▶ Exercise aim
Every line holding the string "vorbei" should be gathered.
═════ Exercise materials
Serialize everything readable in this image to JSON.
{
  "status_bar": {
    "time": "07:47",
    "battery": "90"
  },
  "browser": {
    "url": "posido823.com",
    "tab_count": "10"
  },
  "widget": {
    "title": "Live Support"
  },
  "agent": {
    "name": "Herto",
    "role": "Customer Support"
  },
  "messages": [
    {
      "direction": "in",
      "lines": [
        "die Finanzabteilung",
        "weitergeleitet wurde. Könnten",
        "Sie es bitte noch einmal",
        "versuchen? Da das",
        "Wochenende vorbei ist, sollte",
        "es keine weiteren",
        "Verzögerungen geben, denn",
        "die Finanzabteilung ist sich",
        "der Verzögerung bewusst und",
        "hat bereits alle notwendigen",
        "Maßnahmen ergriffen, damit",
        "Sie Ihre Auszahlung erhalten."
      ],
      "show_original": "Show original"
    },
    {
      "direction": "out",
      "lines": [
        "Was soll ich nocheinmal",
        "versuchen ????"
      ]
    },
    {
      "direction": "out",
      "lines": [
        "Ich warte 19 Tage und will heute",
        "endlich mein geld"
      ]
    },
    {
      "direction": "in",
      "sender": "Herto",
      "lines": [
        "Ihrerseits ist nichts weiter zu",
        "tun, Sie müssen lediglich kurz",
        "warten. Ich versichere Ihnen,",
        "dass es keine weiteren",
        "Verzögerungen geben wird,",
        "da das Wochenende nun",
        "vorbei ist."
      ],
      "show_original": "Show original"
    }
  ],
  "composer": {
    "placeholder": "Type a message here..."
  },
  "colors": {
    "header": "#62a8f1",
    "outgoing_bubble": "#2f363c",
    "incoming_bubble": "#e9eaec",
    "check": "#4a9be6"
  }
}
══════════
▶ Exercise answer
        "Wochenende vorbei ist, sollte",
        "vorbei ist."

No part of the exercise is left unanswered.